[start]
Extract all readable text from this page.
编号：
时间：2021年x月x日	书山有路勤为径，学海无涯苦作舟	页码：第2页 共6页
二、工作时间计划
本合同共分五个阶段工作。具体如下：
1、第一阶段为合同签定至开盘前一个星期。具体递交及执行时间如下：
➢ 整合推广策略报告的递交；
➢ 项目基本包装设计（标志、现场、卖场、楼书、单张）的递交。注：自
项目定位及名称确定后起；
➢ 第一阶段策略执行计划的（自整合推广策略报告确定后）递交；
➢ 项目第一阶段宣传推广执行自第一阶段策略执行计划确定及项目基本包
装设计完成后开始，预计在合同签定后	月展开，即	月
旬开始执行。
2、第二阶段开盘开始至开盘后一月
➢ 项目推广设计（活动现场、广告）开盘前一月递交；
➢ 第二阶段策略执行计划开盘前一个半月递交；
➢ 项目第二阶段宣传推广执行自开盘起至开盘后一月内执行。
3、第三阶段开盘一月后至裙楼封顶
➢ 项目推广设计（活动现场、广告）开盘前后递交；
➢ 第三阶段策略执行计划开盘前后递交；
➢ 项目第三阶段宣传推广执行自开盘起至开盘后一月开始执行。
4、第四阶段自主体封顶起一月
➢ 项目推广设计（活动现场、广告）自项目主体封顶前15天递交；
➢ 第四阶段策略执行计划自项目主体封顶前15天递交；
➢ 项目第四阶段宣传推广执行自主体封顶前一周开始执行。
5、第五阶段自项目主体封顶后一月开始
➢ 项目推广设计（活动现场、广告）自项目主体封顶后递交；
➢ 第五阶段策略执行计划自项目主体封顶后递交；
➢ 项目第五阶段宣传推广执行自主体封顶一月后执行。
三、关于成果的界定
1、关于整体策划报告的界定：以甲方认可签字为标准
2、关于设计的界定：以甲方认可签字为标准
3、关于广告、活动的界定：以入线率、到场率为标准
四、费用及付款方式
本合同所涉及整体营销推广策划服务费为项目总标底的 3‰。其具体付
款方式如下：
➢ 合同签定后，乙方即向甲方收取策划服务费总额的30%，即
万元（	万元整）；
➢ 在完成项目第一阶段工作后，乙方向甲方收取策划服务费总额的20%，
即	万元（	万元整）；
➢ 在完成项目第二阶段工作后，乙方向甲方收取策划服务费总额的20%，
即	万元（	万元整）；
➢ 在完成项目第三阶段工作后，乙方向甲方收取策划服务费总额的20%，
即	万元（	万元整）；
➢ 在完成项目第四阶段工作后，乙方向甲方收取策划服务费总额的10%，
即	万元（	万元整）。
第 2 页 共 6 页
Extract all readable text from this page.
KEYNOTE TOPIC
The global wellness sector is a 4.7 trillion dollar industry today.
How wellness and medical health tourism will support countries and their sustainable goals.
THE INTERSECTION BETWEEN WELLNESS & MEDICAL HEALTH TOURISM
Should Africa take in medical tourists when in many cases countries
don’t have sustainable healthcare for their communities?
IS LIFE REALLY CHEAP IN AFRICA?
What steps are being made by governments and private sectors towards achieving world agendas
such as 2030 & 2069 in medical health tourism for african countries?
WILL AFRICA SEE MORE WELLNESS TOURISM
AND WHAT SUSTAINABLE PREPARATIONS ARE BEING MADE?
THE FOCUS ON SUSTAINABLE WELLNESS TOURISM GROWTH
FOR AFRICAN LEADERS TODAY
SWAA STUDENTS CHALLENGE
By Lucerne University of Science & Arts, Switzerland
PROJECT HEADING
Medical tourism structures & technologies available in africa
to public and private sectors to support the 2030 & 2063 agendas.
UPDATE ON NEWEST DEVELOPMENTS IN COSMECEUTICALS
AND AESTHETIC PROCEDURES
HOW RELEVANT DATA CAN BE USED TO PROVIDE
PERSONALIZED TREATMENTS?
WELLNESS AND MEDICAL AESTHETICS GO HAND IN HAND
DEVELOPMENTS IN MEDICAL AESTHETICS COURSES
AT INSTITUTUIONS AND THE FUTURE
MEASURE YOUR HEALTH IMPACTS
[end]
**Task goal**: Your task is to return the full listing exactly as it was given.

**Correct result**:
Extract all readable text from this page.
编号：
时间：2021年x月x日	书山有路勤为径，学海无涯苦作舟	页码：第2页 共6页
二、工作时间计划
本合同共分五个阶段工作。具体如下：
1、第一阶段为合同签定至开盘前一个星期。具体递交及执行时间如下：
➢ 整合推广策略报告的递交；
➢ 项目基本包装设计（标志、现场、卖场、楼书、单张）的递交。注：自
项目定位及名称确定后起；
➢ 第一阶段策略执行计划的（自整合推广策略报告确定后）递交；
➢ 项目第一阶段宣传推广执行自第一阶段策略执行计划确定及项目基本包
装设计完成后开始，预计在合同签定后	月展开，即	月
旬开始执行。
2、第二阶段开盘开始至开盘后一月
➢ 项目推广设计（活动现场、广告）开盘前一月递交；
➢ 第二阶段策略执行计划开盘前一个半月递交；
➢ 项目第二阶段宣传推广执行自开盘起至开盘后一月内执行。
3、第三阶段开盘一月后至裙楼封顶
➢ 项目推广设计（活动现场、广告）开盘前后递交；
➢ 第三阶段策略执行计划开盘前后递交；
➢ 项目第三阶段宣传推广执行自开盘起至开盘后一月开始执行。
4、第四阶段自主体封顶起一月
➢ 项目推广设计（活动现场、广告）自项目主体封顶前15天递交；
➢ 第四阶段策略执行计划自项目主体封顶前15天递交；
➢ 项目第四阶段宣传推广执行自主体封顶前一周开始执行。
5、第五阶段自项目主体封顶后一月开始
➢ 项目推广设计（活动现场、广告）自项目主体封顶后递交；
➢ 第五阶段策略执行计划自项目主体封顶后递交；
➢ 项目第五阶段宣传推广执行自主体封顶一月后执行。
三、关于成果的界定
1、关于整体策划报告的界定：以甲方认可签字为标准
2、关于设计的界定：以甲方认可签字为标准
3、关于广告、活动的界定：以入线率、到场率为标准
四、费用及付款方式
本合同所涉及整体营销推广策划服务费为项目总标底的 3‰。其具体付
款方式如下：
➢ 合同签定后，乙方即向甲方收取策划服务费总额的30%，即
万元（	万元整）；
➢ 在完成项目第一阶段工作后，乙方向甲方收取策划服务费总额的20%，
即	万元（	万元整）；
➢ 在完成项目第二阶段工作后，乙方向甲方收取策划服务费总额的20%，
即	万元（	万元整）；
➢ 在完成项目第三阶段工作后，乙方向甲方收取策划服务费总额的20%，
即	万元（	万元整）；
➢ 在完成项目第四阶段工作后，乙方向甲方收取策划服务费总额的10%，
即	万元（	万元整）。
第 2 页 共 6 页
Extract all readable text from this page.
KEYNOTE TOPIC
The global wellness sector is a 4.7 trillion dollar industry today.
How wellness and medical health tourism will support countries and their sustainable goals.
THE INTERSECTION BETWEEN WELLNESS & MEDICAL HEALTH TOURISM
Should Africa take in medical tourists when in many cases countries
don’t have sustainable healthcare for their communities?
IS LIFE REALLY CHEAP IN AFRICA?
What steps are being made by governments and private sectors towards achieving world agendas
such as 2030 & 2069 in medical health tourism for african countries?
WILL AFRICA SEE MORE WELLNESS TOURISM
AND WHAT SUSTAINABLE PREPARATIONS ARE BEING MADE?
THE FOCUS ON SUSTAINABLE WELLNESS TOURISM GROWTH
FOR AFRICAN LEADERS TODAY
SWAA STUDENTS CHALLENGE
By Lucerne University of Science & Arts, Switzerland
PROJECT HEADING
Medical tourism structures & technologies available in africa
to public and private sectors to support the 2030 & 2063 agendas.
UPDATE ON NEWEST DEVELOPMENTS IN COSMECEUTICALS
AND AESTHETIC PROCEDURES
HOW RELEVANT DATA CAN BE USED TO PROVIDE
PERSONALIZED TREATMENTS?
WELLNESS AND MEDICAL AESTHETICS GO HAND IN HAND
DEVELOPMENTS IN MEDICAL AESTHETICS COURSES
AT INSTITUTUIONS AND THE FUTURE
MEASURE YOUR HEALTH IMPACTS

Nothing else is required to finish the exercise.